» **Exercise directions**: Repeat every line below exactly, word for word.

>> START Record list

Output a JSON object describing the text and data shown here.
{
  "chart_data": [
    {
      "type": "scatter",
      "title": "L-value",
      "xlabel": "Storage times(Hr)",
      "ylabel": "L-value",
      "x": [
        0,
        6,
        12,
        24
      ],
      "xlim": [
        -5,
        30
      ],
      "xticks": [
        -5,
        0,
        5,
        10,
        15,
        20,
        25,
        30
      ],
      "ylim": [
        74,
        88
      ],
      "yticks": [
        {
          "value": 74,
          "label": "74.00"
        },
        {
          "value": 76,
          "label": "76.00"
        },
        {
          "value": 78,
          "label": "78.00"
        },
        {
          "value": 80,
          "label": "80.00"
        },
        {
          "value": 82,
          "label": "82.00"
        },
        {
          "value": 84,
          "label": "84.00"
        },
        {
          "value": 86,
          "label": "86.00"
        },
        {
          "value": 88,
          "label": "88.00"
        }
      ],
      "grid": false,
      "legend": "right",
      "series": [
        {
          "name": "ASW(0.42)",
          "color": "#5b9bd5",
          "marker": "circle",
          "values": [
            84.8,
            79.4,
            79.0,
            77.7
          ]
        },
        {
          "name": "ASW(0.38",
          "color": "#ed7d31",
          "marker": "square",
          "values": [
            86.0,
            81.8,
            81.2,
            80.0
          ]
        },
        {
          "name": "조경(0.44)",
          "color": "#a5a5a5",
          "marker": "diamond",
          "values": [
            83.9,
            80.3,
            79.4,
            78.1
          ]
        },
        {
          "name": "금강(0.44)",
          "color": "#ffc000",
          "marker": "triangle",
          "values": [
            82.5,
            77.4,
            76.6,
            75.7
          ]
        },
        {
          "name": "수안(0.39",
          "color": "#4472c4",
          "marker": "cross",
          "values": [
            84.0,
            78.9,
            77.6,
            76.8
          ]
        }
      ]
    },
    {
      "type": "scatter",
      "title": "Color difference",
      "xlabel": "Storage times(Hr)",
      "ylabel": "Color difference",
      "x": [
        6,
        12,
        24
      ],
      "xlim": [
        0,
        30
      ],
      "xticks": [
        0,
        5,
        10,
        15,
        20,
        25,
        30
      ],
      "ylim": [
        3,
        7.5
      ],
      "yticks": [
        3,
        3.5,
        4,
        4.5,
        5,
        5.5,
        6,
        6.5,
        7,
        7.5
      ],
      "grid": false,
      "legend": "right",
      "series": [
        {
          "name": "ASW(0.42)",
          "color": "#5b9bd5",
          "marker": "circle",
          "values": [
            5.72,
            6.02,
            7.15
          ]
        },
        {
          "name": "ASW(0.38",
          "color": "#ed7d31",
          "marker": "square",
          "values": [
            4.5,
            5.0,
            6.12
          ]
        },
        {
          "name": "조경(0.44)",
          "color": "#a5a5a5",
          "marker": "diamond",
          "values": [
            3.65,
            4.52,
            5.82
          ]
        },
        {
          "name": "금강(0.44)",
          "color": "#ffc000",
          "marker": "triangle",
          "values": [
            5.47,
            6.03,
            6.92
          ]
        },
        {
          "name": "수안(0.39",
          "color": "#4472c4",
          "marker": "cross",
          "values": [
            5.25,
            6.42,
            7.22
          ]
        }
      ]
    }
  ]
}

>> END Record list

» **Answer for the task**:
Output a JSON object describing the text and data shown here.
{
  "chart_data": [
    {
      "type": "scatter",
      "title": "L-value",
      "xlabel": "Storage times(Hr)",
      "ylabel": "L-value",
      "x": [
        0,
        6,
        12,
        24
      ],
      "xlim": [
        -5,
        30
      ],
      "xticks": [
        -5,
        0,
        5,
        10,
        15,
        20,
        25,
        30
      ],
      "ylim": [
        74,
        88
      ],
      "yticks": [
        {
          "value": 74,
          "label": "74.00"
        },
        {
          "value": 76,
          "label": "76.00"
        },
        {
          "value": 78,
          "label": "78.00"
        },
        {
          "value": 80,
          "label": "80.00"
        },
        {
          "value": 82,
          "label": "82.00"
        },
        {
          "value": 84,
          "label": "84.00"
        },
        {
          "value": 86,
          "label": "86.00"
        },
        {
          "value": 88,
          "label": "88.00"
        }
      ],
      "grid": false,
      "legend": "right",
      "series": [
        {
          "name": "ASW(0.42)",
          "color": "#5b9bd5",
          "marker": "circle",
          "values": [
            84.8,
            79.4,
            79.0,
            77.7
          ]
        },
        {
          "name": "ASW(0.38",
          "color": "#ed7d31",
          "marker": "square",
          "values": [
            86.0,
            81.8,
            81.2,
            80.0
          ]
        },
        {
          "name": "조경(0.44)",
          "color": "#a5a5a5",
          "marker": "diamond",
          "values": [
            83.9,
            80.3,
            79.4,
            78.1
          ]
        },
        {
          "name": "금강(0.44)",
          "color": "#ffc000",
          "marker": "triangle",
          "values": [
            82.5,
            77.4,
            76.6,
            75.7
          ]
        },
        {
          "name": "수안(0.39",
          "color": "#4472c4",
          "marker": "cross",
          "values": [
            84.0,
            78.9,
            77.6,
            76.8
          ]
        }
      ]
    },
    {
      "type": "scatter",
      "title": "Color difference",
      "xlabel": "Storage times(Hr)",
      "ylabel": "Color difference",
      "x": [
        6,
        12,
        24
      ],
      "xlim": [
        0,
        30
      ],
      "xticks": [
        0,
        5,
        10,
        15,
        20,
        25,
        30
      ],
      "ylim": [
        3,
        7.5
      ],
      "yticks": [
        3,
        3.5,
        4,
        4.5,
        5,
        5.5,
        6,
        6.5,
        7,
        7.5
      ],
      "grid": false,
      "legend": "right",
      "series": [
        {
          "name": "ASW(0.42)",
          "color": "#5b9bd5",
          "marker": "circle",
          "values": [
            5.72,
            6.02,
            7.15
          ]
        },
        {
          "name": "ASW(0.38",
          "color": "#ed7d31",
          "marker": "square",
          "values": [
            4.5,
            5.0,
            6.12
          ]
        },
        {
          "name": "조경(0.44)",
          "color": "#a5a5a5",
          "marker": "diamond",
          "values": [
            3.65,
            4.52,
            5.82
          ]
        },
        {
          "name": "금강(0.44)",
          "color": "#ffc000",
          "marker": "triangle",
          "values": [
            5.47,
            6.03,
            6.92
          ]
        },
        {
          "name": "수안(0.39",
          "color": "#4472c4",
          "marker": "cross",
          "values": [
            5.25,
            6.42,
            7.22
          ]
        }
      ]
    }
  ]
}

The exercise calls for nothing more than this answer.